> _WHAT THIS TASK INVOLVES_: The records below must be duplicated exactly, character for character.

> _INPUT FOR THIS TASK_:
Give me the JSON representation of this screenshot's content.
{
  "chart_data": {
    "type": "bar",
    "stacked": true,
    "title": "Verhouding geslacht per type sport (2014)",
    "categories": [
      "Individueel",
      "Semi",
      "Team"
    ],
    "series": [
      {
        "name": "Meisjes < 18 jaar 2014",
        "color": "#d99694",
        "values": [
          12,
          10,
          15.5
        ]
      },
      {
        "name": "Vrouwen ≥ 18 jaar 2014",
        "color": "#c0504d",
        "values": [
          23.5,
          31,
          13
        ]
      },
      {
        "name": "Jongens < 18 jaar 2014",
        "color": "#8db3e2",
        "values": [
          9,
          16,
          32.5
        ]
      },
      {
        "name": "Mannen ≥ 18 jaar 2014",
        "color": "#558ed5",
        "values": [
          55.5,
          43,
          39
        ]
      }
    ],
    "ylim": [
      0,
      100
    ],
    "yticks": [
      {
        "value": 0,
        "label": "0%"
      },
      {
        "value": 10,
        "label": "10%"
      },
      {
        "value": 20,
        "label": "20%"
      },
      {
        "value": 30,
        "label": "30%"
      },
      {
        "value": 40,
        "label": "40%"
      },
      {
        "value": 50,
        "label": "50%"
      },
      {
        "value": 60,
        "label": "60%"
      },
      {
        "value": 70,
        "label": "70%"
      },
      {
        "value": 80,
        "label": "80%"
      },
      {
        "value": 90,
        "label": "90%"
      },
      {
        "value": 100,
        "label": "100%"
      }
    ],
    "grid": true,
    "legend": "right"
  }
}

> _OUTPUT OF THE EXERCISE_:
Give me the JSON representation of this screenshot's content.
{
  "chart_data": {
    "type": "bar",
    "stacked": true,
    "title": "Verhouding geslacht per type sport (2014)",
    "categories": [
      "Individueel",
      "Semi",
      "Team"
    ],
    "series": [
      {
        "name": "Meisjes < 18 jaar 2014",
        "color": "#d99694",
        "values": [
          12,
          10,
          15.5
        ]
      },
      {
        "name": "Vrouwen ≥ 18 jaar 2014",
        "color": "#c0504d",
        "values": [
          23.5,
          31,
          13
        ]
      },
      {
        "name": "Jongens < 18 jaar 2014",
        "color": "#8db3e2",
        "values": [
          9,
          16,
          32.5
        ]
      },
      {
        "name": "Mannen ≥ 18 jaar 2014",
        "color": "#558ed5",
        "values": [
          55.5,
          43,
          39
        ]
      }
    ],
    "ylim": [
      0,
      100
    ],
    "yticks": [
      {
        "value": 0,
        "label": "0%"
      },
      {
        "value": 10,
        "label": "10%"
      },
      {
        "value": 20,
        "label": "20%"
      },
      {
        "value": 30,
        "label": "30%"
      },
      {
        "value": 40,
        "label": "40%"
      },
      {
        "value": 50,
        "label": "50%"
      },
      {
        "value": 60,
        "label": "60%"
      },
      {
        "value": 70,
        "label": "70%"
      },
      {
        "value": 80,
        "label": "80%"
      },
      {
        "value": 90,
        "label": "90%"
      },
      {
        "value": 100,
        "label": "100%"
      }
    ],
    "grid": true,
    "legend": "right"
  }
}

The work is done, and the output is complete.